The input –
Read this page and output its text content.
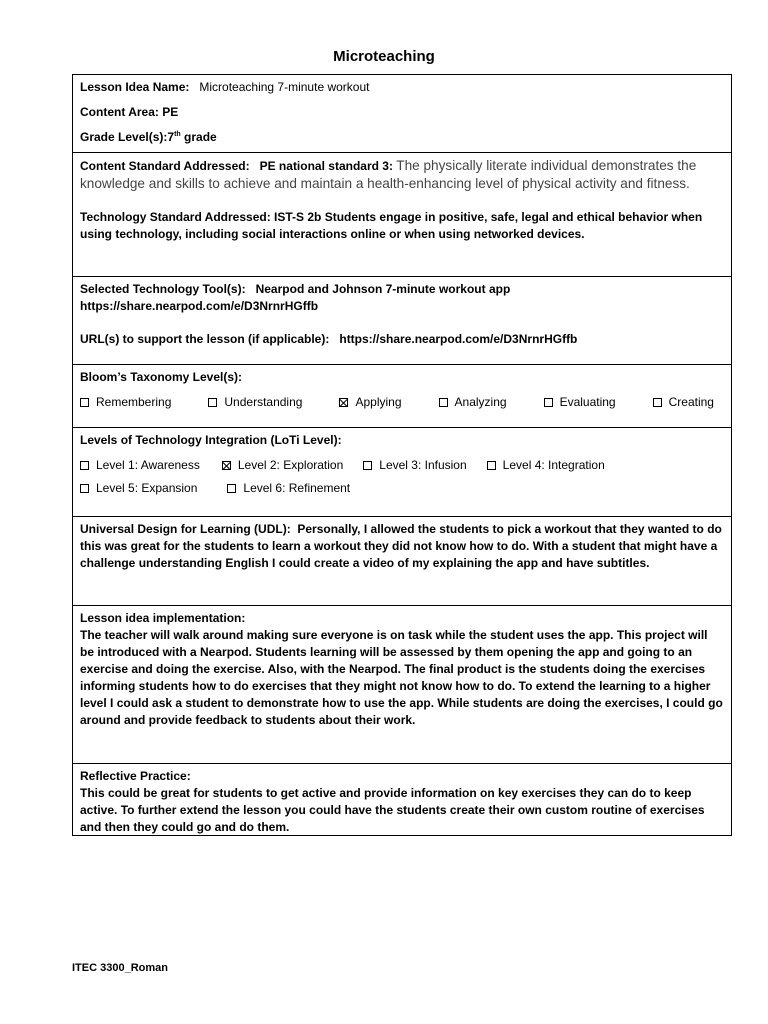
Microteaching

Lesson Idea Name: Microteaching 7-minute workout

Content Area: PE

Grade Level(s):7th grade

Content Standard Addressed: PE national standard 3: The physically literate individual demonstrates the knowledge and skills to achieve and maintain a health-enhancing level of physical activity and fitness.

Technology Standard Addressed: IST-S 2b Students engage in positive, safe, legal and ethical behavior when using technology, including social interactions online or when using networked devices.

Selected Technology Tool(s): Nearpod and Johnson 7-minute workout app

https://share.nearpod.com/e/D3NrnrHGffb

URL(s) to support the lesson (if applicable): https://share.nearpod.com/e/D3NrnrHGffb

Bloom’s Taxonomy Level(s):

Remembering	Understanding	Applying	Analyzing	Evaluating	Creating

Levels of Technology Integration (LoTi Level):

Level 1: Awareness	Level 2: Exploration	Level 3: Infusion	Level 4: Integration
Level 5: Expansion	Level 6: Refinement

Universal Design for Learning (UDL): Personally, I allowed the students to pick a workout that they wanted to do this was great for the students to learn a workout they did not know how to do. With a student that might have a challenge understanding English I could create a video of my explaining the app and have subtitles.

Lesson idea implementation:

The teacher will walk around making sure everyone is on task while the student uses the app. This project will be introduced with a Nearpod. Students learning will be assessed by them opening the app and going to an exercise and doing the exercise. Also, with the Nearpod. The final product is the students doing the exercises informing students how to do exercises that they might not know how to do. To extend the learning to a higher level I could ask a student to demonstrate how to use the app. While students are doing the exercises, I could go around and provide feedback to students about their work.

Reflective Practice:

This could be great for students to get active and provide information on key exercises they can do to keep active. To further extend the lesson you could have the students create their own custom routine of exercises and then they could go and do them.

ITEC 3300_Roman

Task brief –
Write out the entries again, exactly as given, skipping any images.

Output for this exercise –
Read this page and output its text content.
Microteaching

Lesson Idea Name: Microteaching 7-minute workout

Content Area: PE

Grade Level(s):7th grade

Content Standard Addressed: PE national standard 3: The physically literate individual demonstrates the knowledge and skills to achieve and maintain a health-enhancing level of physical activity and fitness.

Technology Standard Addressed: IST-S 2b Students engage in positive, safe, legal and ethical behavior when using technology, including social interactions online or when using networked devices.

Selected Technology Tool(s): Nearpod and Johnson 7-minute workout app

https://share.nearpod.com/e/D3NrnrHGffb

URL(s) to support the lesson (if applicable): https://share.nearpod.com/e/D3NrnrHGffb

Bloom’s Taxonomy Level(s):

Remembering	Understanding	Applying	Analyzing	Evaluating	Creating

Levels of Technology Integration (LoTi Level):

Level 1: Awareness	Level 2: Exploration	Level 3: Infusion	Level 4: Integration
Level 5: Expansion	Level 6: Refinement

Universal Design for Learning (UDL): Personally, I allowed the students to pick a workout that they wanted to do this was great for the students to learn a workout they did not know how to do. With a student that might have a challenge understanding English I could create a video of my explaining the app and have subtitles.

Lesson idea implementation:

The teacher will walk around making sure everyone is on task while the student uses the app. This project will be introduced with a Nearpod. Students learning will be assessed by them opening the app and going to an exercise and doing the exercise. Also, with the Nearpod. The final product is the students doing the exercises informing students how to do exercises that they might not know how to do. To extend the learning to a higher level I could ask a student to demonstrate how to use the app. While students are doing the exercises, I could go around and provide feedback to students about their work.

Reflective Practice:

This could be great for students to get active and provide information on key exercises they can do to keep active. To further extend the lesson you could have the students create their own custom routine of exercises and then they could go and do them.

ITEC 3300_Roman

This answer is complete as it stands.